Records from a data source

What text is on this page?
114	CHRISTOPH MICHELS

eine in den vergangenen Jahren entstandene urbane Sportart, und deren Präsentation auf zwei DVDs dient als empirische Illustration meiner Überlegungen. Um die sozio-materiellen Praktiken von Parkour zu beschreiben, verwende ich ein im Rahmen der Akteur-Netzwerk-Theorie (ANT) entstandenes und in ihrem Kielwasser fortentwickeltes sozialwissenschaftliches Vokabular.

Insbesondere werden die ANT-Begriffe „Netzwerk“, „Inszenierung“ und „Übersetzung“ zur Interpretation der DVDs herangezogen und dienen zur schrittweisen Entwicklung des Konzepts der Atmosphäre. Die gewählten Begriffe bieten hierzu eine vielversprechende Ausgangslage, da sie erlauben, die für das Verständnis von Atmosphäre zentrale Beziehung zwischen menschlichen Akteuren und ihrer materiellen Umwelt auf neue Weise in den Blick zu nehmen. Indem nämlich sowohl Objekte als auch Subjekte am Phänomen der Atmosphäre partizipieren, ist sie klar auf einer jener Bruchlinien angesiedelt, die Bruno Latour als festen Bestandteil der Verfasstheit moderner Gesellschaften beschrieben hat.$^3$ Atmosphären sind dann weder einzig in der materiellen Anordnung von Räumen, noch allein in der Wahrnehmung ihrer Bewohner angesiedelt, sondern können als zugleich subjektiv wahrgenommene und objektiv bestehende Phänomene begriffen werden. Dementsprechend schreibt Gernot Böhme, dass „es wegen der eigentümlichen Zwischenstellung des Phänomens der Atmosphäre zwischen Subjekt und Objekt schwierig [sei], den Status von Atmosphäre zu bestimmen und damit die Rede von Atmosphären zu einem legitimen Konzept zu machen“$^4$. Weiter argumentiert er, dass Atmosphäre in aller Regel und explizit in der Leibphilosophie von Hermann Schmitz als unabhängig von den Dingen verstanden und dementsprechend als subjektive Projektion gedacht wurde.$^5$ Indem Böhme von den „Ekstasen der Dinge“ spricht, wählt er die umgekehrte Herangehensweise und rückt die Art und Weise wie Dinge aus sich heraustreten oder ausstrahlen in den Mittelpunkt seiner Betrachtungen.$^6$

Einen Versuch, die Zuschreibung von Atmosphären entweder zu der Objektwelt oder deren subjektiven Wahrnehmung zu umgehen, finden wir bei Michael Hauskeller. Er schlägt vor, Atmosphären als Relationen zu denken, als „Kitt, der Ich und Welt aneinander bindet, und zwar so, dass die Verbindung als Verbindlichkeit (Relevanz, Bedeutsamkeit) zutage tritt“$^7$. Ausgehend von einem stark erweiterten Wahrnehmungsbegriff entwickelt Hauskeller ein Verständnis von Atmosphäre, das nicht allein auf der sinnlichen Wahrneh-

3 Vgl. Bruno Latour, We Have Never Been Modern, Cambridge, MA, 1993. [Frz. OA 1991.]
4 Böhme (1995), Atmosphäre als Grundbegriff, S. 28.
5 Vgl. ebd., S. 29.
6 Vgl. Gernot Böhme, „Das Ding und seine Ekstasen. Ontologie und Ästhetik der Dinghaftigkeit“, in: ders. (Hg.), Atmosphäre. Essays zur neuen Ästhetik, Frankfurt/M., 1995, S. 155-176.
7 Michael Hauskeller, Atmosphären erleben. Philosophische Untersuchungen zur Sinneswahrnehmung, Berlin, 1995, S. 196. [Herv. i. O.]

▶ _Exercise requirements_:
Set down all of the entries exactly, please.

▶ _Expected answer_:
What text is on this page?
114	CHRISTOPH MICHELS

eine in den vergangenen Jahren entstandene urbane Sportart, und deren Präsentation auf zwei DVDs dient als empirische Illustration meiner Überlegungen. Um die sozio-materiellen Praktiken von Parkour zu beschreiben, verwende ich ein im Rahmen der Akteur-Netzwerk-Theorie (ANT) entstandenes und in ihrem Kielwasser fortentwickeltes sozialwissenschaftliches Vokabular.

Insbesondere werden die ANT-Begriffe „Netzwerk“, „Inszenierung“ und „Übersetzung“ zur Interpretation der DVDs herangezogen und dienen zur schrittweisen Entwicklung des Konzepts der Atmosphäre. Die gewählten Begriffe bieten hierzu eine vielversprechende Ausgangslage, da sie erlauben, die für das Verständnis von Atmosphäre zentrale Beziehung zwischen menschlichen Akteuren und ihrer materiellen Umwelt auf neue Weise in den Blick zu nehmen. Indem nämlich sowohl Objekte als auch Subjekte am Phänomen der Atmosphäre partizipieren, ist sie klar auf einer jener Bruchlinien angesiedelt, die Bruno Latour als festen Bestandteil der Verfasstheit moderner Gesellschaften beschrieben hat.$^3$ Atmosphären sind dann weder einzig in der materiellen Anordnung von Räumen, noch allein in der Wahrnehmung ihrer Bewohner angesiedelt, sondern können als zugleich subjektiv wahrgenommene und objektiv bestehende Phänomene begriffen werden. Dementsprechend schreibt Gernot Böhme, dass „es wegen der eigentümlichen Zwischenstellung des Phänomens der Atmosphäre zwischen Subjekt und Objekt schwierig [sei], den Status von Atmosphäre zu bestimmen und damit die Rede von Atmosphären zu einem legitimen Konzept zu machen“$^4$. Weiter argumentiert er, dass Atmosphäre in aller Regel und explizit in der Leibphilosophie von Hermann Schmitz als unabhängig von den Dingen verstanden und dementsprechend als subjektive Projektion gedacht wurde.$^5$ Indem Böhme von den „Ekstasen der Dinge“ spricht, wählt er die umgekehrte Herangehensweise und rückt die Art und Weise wie Dinge aus sich heraustreten oder ausstrahlen in den Mittelpunkt seiner Betrachtungen.$^6$

Einen Versuch, die Zuschreibung von Atmosphären entweder zu der Objektwelt oder deren subjektiven Wahrnehmung zu umgehen, finden wir bei Michael Hauskeller. Er schlägt vor, Atmosphären als Relationen zu denken, als „Kitt, der Ich und Welt aneinander bindet, und zwar so, dass die Verbindung als Verbindlichkeit (Relevanz, Bedeutsamkeit) zutage tritt“$^7$. Ausgehend von einem stark erweiterten Wahrnehmungsbegriff entwickelt Hauskeller ein Verständnis von Atmosphäre, das nicht allein auf der sinnlichen Wahrneh-

3 Vgl. Bruno Latour, We Have Never Been Modern, Cambridge, MA, 1993. [Frz. OA 1991.]
4 Böhme (1995), Atmosphäre als Grundbegriff, S. 28.
5 Vgl. ebd., S. 29.
6 Vgl. Gernot Böhme, „Das Ding und seine Ekstasen. Ontologie und Ästhetik der Dinghaftigkeit“, in: ders. (Hg.), Atmosphäre. Essays zur neuen Ästhetik, Frankfurt/M., 1995, S. 155-176.
7 Michael Hauskeller, Atmosphären erleben. Philosophische Untersuchungen zur Sinneswahrnehmung, Berlin, 1995, S. 196. [Herv. i. O.]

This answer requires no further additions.